Transcribe the records below exactly.

Data records
########################################

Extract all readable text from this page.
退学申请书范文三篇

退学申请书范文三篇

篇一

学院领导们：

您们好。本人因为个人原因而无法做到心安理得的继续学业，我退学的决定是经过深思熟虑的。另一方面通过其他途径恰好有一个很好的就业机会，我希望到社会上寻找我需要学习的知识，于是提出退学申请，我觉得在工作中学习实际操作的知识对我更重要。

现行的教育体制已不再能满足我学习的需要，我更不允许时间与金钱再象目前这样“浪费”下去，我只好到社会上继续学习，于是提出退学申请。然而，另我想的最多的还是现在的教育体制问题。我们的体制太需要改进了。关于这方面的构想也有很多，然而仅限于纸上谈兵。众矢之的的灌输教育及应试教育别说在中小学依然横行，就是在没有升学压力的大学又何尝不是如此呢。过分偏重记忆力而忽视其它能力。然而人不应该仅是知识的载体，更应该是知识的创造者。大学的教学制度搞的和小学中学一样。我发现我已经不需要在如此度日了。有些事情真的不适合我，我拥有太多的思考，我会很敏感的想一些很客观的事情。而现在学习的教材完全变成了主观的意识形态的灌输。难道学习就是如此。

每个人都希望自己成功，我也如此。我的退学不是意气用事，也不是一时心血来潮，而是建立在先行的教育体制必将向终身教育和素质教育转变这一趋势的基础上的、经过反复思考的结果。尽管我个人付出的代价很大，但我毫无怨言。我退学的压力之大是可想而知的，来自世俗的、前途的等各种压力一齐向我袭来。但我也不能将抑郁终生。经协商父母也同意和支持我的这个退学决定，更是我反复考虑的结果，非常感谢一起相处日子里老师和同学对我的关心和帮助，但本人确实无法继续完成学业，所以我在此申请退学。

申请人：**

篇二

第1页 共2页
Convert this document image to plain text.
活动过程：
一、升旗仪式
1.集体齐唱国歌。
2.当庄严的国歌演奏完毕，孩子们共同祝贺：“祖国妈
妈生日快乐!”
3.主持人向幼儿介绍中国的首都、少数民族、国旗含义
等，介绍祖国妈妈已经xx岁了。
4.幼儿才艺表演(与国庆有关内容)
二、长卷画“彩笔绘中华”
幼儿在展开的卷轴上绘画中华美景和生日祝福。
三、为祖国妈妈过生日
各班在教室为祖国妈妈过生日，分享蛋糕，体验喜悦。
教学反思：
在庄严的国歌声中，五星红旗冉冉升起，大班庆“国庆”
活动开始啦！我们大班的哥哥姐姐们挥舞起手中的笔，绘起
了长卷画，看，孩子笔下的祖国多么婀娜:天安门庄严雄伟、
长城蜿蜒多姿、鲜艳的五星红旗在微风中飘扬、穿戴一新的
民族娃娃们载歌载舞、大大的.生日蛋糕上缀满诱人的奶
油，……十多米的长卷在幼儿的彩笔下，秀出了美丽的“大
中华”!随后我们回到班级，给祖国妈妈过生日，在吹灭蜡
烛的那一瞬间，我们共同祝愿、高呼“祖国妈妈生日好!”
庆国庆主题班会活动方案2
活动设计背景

########################################

**Complete output:**
Extract all readable text from this page.
退学申请书范文三篇

退学申请书范文三篇

篇一

学院领导们：

您们好。本人因为个人原因而无法做到心安理得的继续学业，我退学的决定是经过深思熟虑的。另一方面通过其他途径恰好有一个很好的就业机会，我希望到社会上寻找我需要学习的知识，于是提出退学申请，我觉得在工作中学习实际操作的知识对我更重要。

现行的教育体制已不再能满足我学习的需要，我更不允许时间与金钱再象目前这样“浪费”下去，我只好到社会上继续学习，于是提出退学申请。然而，另我想的最多的还是现在的教育体制问题。我们的体制太需要改进了。关于这方面的构想也有很多，然而仅限于纸上谈兵。众矢之的的灌输教育及应试教育别说在中小学依然横行，就是在没有升学压力的大学又何尝不是如此呢。过分偏重记忆力而忽视其它能力。然而人不应该仅是知识的载体，更应该是知识的创造者。大学的教学制度搞的和小学中学一样。我发现我已经不需要在如此度日了。有些事情真的不适合我，我拥有太多的思考，我会很敏感的想一些很客观的事情。而现在学习的教材完全变成了主观的意识形态的灌输。难道学习就是如此。

每个人都希望自己成功，我也如此。我的退学不是意气用事，也不是一时心血来潮，而是建立在先行的教育体制必将向终身教育和素质教育转变这一趋势的基础上的、经过反复思考的结果。尽管我个人付出的代价很大，但我毫无怨言。我退学的压力之大是可想而知的，来自世俗的、前途的等各种压力一齐向我袭来。但我也不能将抑郁终生。经协商父母也同意和支持我的这个退学决定，更是我反复考虑的结果，非常感谢一起相处日子里老师和同学对我的关心和帮助，但本人确实无法继续完成学业，所以我在此申请退学。

申请人：**

篇二

第1页 共2页
Convert this document image to plain text.
活动过程：
一、升旗仪式
1.集体齐唱国歌。
2.当庄严的国歌演奏完毕，孩子们共同祝贺：“祖国妈
妈生日快乐!”
3.主持人向幼儿介绍中国的首都、少数民族、国旗含义
等，介绍祖国妈妈已经xx岁了。
4.幼儿才艺表演(与国庆有关内容)
二、长卷画“彩笔绘中华”
幼儿在展开的卷轴上绘画中华美景和生日祝福。
三、为祖国妈妈过生日
各班在教室为祖国妈妈过生日，分享蛋糕，体验喜悦。
教学反思：
在庄严的国歌声中，五星红旗冉冉升起，大班庆“国庆”
活动开始啦！我们大班的哥哥姐姐们挥舞起手中的笔，绘起
了长卷画，看，孩子笔下的祖国多么婀娜:天安门庄严雄伟、
长城蜿蜒多姿、鲜艳的五星红旗在微风中飘扬、穿戴一新的
民族娃娃们载歌载舞、大大的.生日蛋糕上缀满诱人的奶
油，……十多米的长卷在幼儿的彩笔下，秀出了美丽的“大
中华”!随后我们回到班级，给祖国妈妈过生日，在吹灭蜡
烛的那一瞬间，我们共同祝愿、高呼“祖国妈妈生日好!”
庆国庆主题班会活动方案2
活动设计背景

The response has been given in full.